_What is needed_: Copy all lines in the data that contain the string "seiner".

[Start of section]

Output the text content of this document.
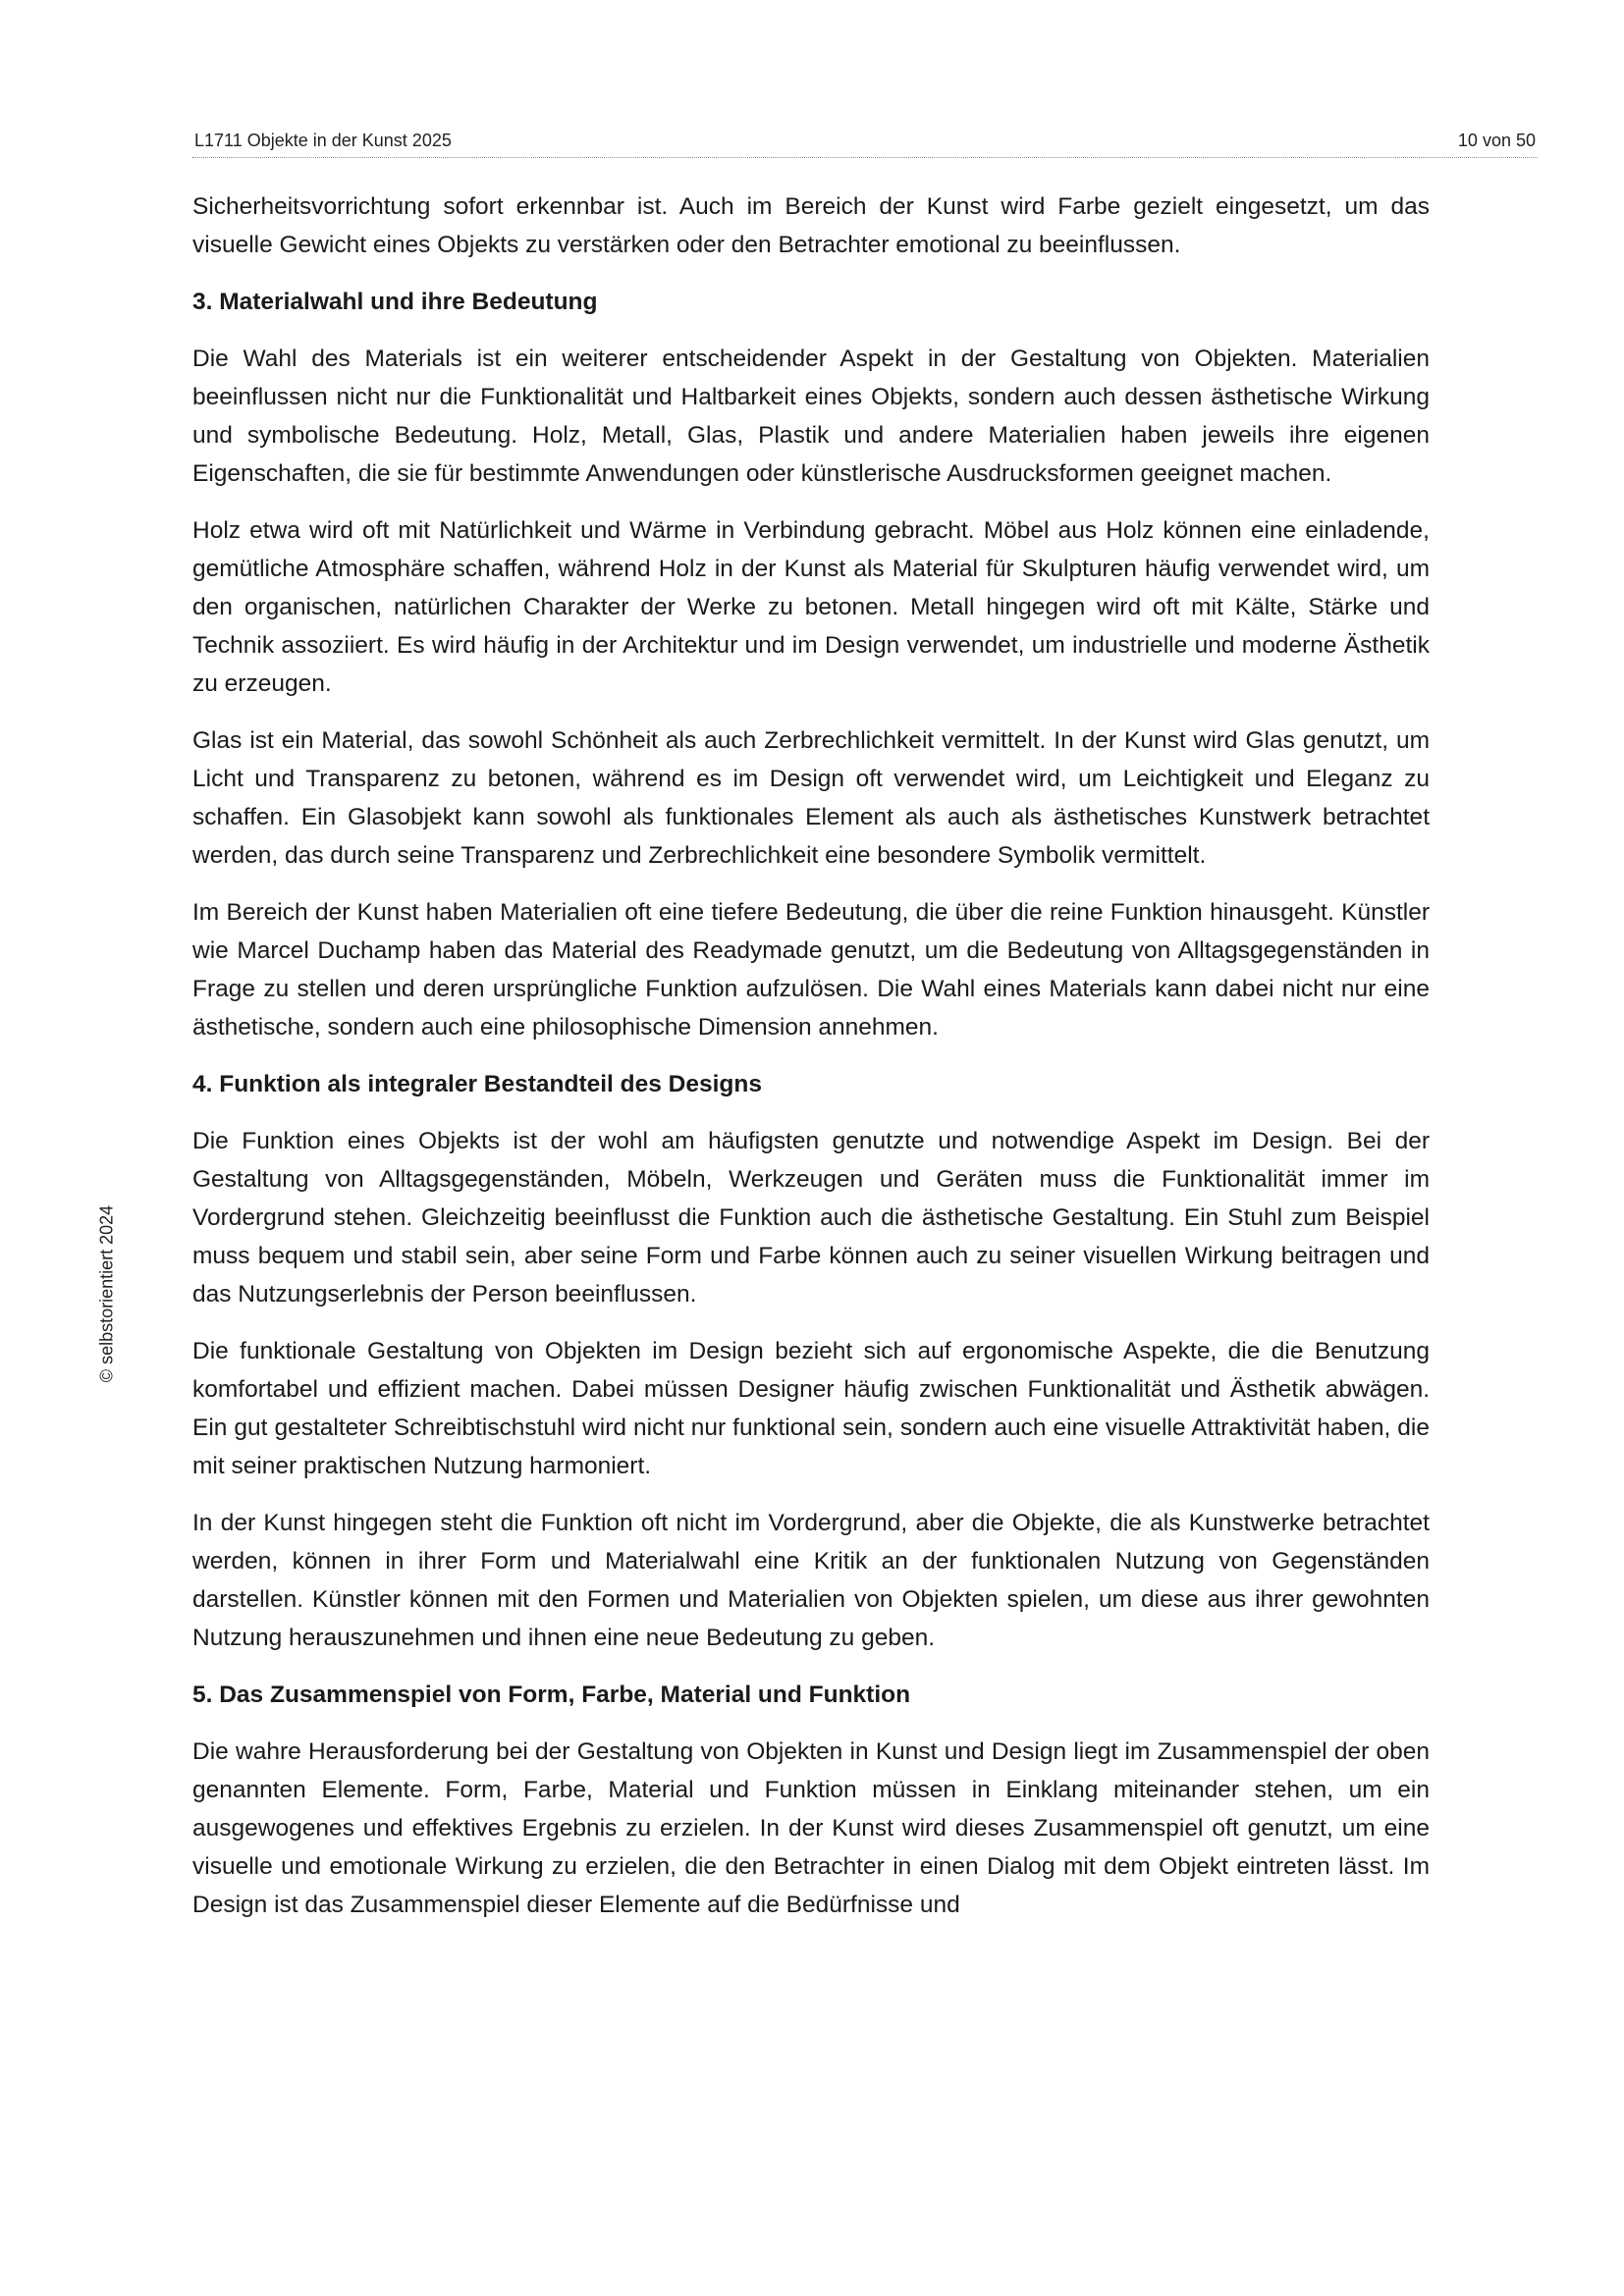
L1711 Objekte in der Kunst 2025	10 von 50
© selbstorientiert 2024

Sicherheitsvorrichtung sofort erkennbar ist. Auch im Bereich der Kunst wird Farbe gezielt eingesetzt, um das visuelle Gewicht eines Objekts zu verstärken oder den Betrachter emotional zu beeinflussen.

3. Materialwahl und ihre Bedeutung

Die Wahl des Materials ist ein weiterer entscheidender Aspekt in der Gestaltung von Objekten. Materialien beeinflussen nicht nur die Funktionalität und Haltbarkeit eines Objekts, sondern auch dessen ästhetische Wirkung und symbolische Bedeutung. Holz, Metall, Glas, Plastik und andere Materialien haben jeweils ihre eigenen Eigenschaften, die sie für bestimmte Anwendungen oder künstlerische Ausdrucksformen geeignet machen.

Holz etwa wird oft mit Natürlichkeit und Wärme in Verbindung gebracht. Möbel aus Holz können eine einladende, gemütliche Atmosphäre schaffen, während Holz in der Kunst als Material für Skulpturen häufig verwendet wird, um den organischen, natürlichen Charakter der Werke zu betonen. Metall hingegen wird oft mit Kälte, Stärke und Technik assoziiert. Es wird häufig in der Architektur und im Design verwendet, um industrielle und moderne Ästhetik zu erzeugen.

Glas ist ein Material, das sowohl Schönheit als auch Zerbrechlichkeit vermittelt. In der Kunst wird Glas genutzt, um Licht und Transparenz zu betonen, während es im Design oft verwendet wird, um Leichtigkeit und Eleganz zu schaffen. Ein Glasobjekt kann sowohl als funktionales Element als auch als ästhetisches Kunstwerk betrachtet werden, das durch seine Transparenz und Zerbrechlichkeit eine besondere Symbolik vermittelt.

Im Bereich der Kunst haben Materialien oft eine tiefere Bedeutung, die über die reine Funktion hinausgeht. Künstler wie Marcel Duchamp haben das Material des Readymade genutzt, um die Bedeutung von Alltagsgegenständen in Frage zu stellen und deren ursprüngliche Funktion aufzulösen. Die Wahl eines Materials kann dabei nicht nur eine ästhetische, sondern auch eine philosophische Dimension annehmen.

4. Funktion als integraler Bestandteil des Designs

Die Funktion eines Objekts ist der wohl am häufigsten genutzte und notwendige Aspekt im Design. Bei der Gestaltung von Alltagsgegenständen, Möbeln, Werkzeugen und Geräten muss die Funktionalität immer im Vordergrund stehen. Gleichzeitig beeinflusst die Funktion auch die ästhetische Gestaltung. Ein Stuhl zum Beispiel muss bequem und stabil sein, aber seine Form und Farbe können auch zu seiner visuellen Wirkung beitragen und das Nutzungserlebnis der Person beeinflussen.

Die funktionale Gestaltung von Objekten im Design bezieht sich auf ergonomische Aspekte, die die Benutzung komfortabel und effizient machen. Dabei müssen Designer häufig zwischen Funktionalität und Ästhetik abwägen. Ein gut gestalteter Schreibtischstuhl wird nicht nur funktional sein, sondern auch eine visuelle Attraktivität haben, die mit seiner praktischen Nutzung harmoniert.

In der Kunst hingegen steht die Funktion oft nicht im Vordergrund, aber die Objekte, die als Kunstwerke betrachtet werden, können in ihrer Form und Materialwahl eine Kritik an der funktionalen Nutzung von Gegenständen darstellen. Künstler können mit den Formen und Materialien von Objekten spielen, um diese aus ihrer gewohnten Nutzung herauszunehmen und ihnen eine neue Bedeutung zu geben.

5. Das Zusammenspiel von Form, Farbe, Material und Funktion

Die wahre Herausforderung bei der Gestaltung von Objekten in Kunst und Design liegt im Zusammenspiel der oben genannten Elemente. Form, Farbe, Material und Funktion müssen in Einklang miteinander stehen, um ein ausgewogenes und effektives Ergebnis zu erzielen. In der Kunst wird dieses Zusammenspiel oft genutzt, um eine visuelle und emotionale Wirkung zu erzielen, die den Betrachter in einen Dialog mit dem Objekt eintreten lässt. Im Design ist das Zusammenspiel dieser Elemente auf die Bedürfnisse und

[End of section]
[Start of section]

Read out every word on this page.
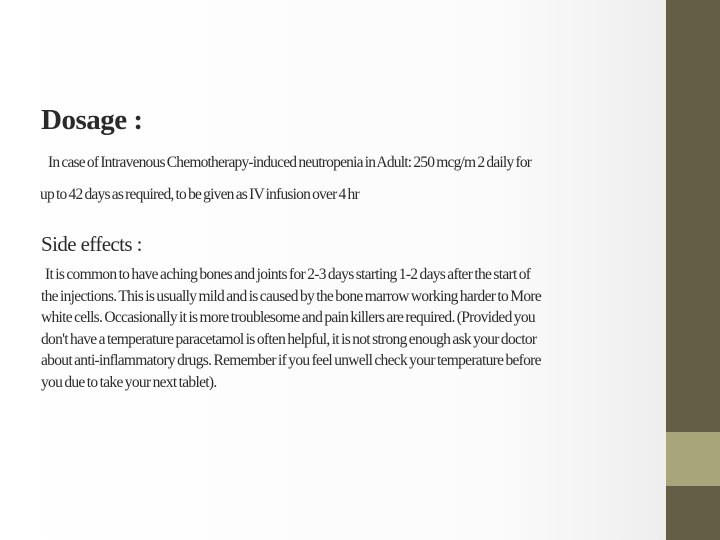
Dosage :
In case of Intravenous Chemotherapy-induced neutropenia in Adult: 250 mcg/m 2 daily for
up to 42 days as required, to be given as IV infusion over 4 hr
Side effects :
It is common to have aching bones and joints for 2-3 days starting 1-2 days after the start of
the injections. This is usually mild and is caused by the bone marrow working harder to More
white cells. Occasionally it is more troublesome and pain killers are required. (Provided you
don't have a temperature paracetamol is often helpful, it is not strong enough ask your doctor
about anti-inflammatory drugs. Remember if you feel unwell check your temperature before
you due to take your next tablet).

[End of section]

_Answer box_:
Die Funktion eines Objekts ist der wohl am häufigsten genutzte und notwendige Aspekt im Design. Bei der Gestaltung von Alltagsgegenständen, Möbeln, Werkzeugen und Geräten muss die Funktionalität immer im Vordergrund stehen. Gleichzeitig beeinflusst die Funktion auch die ästhetische Gestaltung. Ein Stuhl zum Beispiel muss bequem und stabil sein, aber seine Form und Farbe können auch zu seiner visuellen Wirkung beitragen und das Nutzungserlebnis der Person beeinflussen.
Die funktionale Gestaltung von Objekten im Design bezieht sich auf ergonomische Aspekte, die die Benutzung komfortabel und effizient machen. Dabei müssen Designer häufig zwischen Funktionalität und Ästhetik abwägen. Ein gut gestalteter Schreibtischstuhl wird nicht nur funktional sein, sondern auch eine visuelle Attraktivität haben, die mit seiner praktischen Nutzung harmoniert.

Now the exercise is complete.